Spiagge e alghe, è scontro Montis: «Accuse inutili»

L’opposizione sui ritardi nelle pulizie degli arenili: eravate i primi a criticare L’assessore prova a cercare l’unità su un tema «che non ha nulla di politico»

ALGHERO. É una partita senza fine quella delle alghe sulle spiagge algheresi. Ogni anno si rinnova e per l’estate 2020 c’è l’aggiunta dell’emergenza Covid che - inevitabilmente - ha condizionato la gestione degli interventi programmati anche dall’amministrazione comunale. E proprio sulla rimozione della posidonia si rinnova anche lo scontro politico.

Ieri mattina alcuni consiglieri di opposizione (Pietro Sartore , Gabriella Esposito, Mario Bruno e Valdo Di Nolfo) hanno segnalato «cumuli di alghe in parte da raccogliere e in parte da rimuovere». E hanno proposto un ricordo: «Era il 20 aprile 2019 quando un attuale consigliere comunale di maggioranza sbraitava sui social postando foto di alghe. Non importava che il tempo l'anno scorso fosse stato pessimo e le mareggiate frequenti. Dai primi di aprile riempiva il web di post indignati, insinuando l'idea di una Alghero trascurata e sporca. Addirittura il sabato Santo veniva postata su fb una foto delle alghe con impressa la foto di Renzo Arbore. Gran bella promozione per il concerto che si sarebbe tenuto di lì a due giorni. Ma ricordiamo bene anche molti attuali consiglieri comunali e assessori a manifestare a San Giovanni con tanto di sdraio e ombrelloni. Oggi 25 maggio la maggioranza tace. Il consigliere comunale in questione pare non avere più nulla da dire. Spiagge pulite tutto l'anno era lo slogan con il quale hanno fatto incetta di voti. Gli algheresi guardino le foto di oggi e quelle di aprile 2019 e giudichino loro quanta mala fede e becera campagna elettorale c'era in quegli slogan».

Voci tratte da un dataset
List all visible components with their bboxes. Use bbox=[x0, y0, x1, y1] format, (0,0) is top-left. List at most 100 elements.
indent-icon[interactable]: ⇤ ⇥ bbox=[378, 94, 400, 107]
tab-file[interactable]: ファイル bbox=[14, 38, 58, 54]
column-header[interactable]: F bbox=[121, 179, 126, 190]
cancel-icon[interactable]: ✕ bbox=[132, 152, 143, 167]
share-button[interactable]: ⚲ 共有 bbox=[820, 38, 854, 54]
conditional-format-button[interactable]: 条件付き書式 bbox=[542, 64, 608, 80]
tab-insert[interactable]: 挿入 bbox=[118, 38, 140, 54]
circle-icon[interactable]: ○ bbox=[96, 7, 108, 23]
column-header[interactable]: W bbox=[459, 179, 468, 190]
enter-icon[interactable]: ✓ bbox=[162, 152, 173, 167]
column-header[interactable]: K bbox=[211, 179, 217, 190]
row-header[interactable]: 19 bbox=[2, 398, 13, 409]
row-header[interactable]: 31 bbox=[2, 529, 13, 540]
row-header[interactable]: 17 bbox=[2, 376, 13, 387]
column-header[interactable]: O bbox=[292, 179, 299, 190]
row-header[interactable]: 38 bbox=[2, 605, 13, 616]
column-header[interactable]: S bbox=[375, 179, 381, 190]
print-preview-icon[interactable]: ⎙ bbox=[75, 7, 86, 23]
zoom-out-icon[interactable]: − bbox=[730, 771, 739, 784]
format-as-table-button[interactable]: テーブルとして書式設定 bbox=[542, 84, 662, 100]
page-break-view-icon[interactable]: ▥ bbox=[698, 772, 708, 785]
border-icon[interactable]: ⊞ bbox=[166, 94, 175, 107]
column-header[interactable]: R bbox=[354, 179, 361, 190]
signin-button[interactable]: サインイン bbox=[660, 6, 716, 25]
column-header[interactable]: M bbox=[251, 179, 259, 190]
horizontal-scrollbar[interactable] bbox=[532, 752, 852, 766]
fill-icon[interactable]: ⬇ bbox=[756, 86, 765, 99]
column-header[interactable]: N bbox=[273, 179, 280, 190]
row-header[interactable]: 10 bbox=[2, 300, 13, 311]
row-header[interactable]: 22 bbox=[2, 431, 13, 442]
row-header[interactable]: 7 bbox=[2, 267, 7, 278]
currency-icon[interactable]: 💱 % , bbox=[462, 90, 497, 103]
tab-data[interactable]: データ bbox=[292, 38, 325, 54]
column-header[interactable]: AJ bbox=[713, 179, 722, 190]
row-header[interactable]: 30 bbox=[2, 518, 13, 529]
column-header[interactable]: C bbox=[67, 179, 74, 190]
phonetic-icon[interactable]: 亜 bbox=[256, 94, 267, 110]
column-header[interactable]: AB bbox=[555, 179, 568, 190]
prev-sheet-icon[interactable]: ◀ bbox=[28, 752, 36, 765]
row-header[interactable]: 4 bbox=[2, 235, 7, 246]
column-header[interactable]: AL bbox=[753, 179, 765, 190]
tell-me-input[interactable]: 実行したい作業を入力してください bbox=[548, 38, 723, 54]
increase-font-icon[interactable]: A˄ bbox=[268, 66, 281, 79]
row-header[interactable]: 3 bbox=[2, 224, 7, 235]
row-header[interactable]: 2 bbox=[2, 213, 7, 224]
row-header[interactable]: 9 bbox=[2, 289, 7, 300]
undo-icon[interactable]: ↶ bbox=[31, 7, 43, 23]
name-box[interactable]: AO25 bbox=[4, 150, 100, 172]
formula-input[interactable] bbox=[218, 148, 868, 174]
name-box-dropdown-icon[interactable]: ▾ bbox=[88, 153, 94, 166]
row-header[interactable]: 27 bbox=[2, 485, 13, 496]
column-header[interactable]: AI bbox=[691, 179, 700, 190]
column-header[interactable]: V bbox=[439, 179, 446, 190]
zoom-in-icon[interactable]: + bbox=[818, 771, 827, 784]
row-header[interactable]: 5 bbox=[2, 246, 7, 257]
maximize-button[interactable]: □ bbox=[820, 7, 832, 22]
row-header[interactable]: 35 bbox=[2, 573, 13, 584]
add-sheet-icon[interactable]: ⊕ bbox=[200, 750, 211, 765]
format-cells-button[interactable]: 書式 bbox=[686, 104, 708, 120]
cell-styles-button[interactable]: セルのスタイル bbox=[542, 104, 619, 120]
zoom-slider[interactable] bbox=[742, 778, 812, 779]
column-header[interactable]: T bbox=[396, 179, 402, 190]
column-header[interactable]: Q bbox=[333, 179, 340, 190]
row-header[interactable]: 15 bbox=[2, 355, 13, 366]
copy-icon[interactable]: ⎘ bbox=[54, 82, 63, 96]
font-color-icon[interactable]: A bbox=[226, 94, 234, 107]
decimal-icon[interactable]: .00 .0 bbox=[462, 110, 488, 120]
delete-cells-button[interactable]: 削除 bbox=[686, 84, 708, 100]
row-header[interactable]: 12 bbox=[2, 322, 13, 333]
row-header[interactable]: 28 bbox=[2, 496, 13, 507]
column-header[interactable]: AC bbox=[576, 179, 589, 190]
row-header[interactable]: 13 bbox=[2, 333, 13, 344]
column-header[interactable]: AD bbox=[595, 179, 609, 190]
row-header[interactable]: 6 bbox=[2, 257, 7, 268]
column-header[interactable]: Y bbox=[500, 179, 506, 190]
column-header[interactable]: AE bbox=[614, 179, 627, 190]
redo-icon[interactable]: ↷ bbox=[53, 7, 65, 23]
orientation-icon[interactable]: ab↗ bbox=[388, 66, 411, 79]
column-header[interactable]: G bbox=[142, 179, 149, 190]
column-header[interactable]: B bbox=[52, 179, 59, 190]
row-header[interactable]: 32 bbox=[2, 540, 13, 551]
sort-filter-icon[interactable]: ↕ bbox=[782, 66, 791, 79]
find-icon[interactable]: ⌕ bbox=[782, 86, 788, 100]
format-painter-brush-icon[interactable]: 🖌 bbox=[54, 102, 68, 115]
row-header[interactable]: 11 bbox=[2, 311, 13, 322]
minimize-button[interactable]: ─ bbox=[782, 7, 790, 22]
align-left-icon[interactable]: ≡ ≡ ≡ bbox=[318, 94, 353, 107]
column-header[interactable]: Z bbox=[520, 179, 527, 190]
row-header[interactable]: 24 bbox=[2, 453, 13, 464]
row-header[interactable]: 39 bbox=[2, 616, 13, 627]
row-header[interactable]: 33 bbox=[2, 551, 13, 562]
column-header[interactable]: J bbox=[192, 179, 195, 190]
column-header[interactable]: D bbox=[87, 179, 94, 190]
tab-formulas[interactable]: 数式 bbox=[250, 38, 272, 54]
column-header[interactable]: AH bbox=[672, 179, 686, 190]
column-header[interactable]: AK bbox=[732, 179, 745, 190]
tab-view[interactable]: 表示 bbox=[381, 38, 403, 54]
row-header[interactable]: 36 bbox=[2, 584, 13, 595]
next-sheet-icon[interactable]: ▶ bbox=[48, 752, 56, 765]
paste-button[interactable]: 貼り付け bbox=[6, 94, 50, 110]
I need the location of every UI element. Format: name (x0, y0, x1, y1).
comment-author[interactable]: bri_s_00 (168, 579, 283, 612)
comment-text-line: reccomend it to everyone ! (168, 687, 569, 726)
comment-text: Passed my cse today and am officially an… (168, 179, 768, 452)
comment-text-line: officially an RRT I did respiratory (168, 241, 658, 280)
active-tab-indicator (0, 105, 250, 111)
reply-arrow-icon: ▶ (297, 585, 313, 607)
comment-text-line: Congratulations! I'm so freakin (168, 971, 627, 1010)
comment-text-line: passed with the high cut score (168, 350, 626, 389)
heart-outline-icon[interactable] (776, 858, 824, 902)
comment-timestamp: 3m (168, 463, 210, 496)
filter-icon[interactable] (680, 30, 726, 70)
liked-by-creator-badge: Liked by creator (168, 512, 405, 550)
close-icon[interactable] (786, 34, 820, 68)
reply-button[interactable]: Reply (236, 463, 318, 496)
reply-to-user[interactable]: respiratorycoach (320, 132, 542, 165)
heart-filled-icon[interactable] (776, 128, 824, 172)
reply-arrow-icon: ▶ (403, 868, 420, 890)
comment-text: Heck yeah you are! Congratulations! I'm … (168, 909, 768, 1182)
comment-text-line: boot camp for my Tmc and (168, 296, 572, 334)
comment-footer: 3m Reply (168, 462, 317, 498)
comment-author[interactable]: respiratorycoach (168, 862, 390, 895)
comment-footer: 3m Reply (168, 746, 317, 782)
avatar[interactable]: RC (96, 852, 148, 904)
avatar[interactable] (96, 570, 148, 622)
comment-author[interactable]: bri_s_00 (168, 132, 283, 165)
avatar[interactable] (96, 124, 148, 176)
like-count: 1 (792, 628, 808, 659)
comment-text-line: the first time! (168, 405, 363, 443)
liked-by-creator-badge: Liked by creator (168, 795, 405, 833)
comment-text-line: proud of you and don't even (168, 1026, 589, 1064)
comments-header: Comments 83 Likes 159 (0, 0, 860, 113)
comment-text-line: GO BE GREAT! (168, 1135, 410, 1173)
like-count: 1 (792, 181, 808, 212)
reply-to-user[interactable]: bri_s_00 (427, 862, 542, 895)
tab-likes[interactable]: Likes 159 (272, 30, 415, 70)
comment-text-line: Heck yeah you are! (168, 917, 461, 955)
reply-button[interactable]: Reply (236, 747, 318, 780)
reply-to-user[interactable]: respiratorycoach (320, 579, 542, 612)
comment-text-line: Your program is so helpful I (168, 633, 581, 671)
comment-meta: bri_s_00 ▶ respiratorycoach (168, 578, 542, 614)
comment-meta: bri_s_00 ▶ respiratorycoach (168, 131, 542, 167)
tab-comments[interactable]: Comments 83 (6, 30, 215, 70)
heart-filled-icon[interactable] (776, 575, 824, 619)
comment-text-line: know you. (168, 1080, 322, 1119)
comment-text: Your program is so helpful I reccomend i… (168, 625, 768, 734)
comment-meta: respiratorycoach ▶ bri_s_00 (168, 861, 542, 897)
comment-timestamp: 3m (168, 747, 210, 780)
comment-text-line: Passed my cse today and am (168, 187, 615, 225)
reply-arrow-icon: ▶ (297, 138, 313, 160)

### Esercizio 1
Traduci in inglese questa frase dell'articolo sulle alghe di Alghero: «Oggi 25 maggio la maggioranza tace.»
### Esercizio 2
Trascrivi dall'articolo sulle alghe di Alghero il passo che comincia con "Spiagge e alghe, è" e prosegue fino a "lo scontro politico.".

### Risposta finale 1
Today, May 25, the majority is silent.

### Risposta finale 2
Spiagge e alghe, è scontro Montis: «Accuse inutili»

L’opposizione sui ritardi nelle pulizie degli arenili: eravate i primi a criticare L’assessore prova a cercare l’unità su un tema «che non ha nulla di politico»

ALGHERO. É una partita senza fine quella delle alghe sulle spiagge algheresi. Ogni anno si rinnova e per l’estate 2020 c’è l’aggiunta dell’emergenza Covid che - inevitabilmente - ha condizionato la gestione degli interventi programmati anche dall’amministrazione comunale. E proprio sulla rimozione della posidonia si rinnova anche lo scontro politico.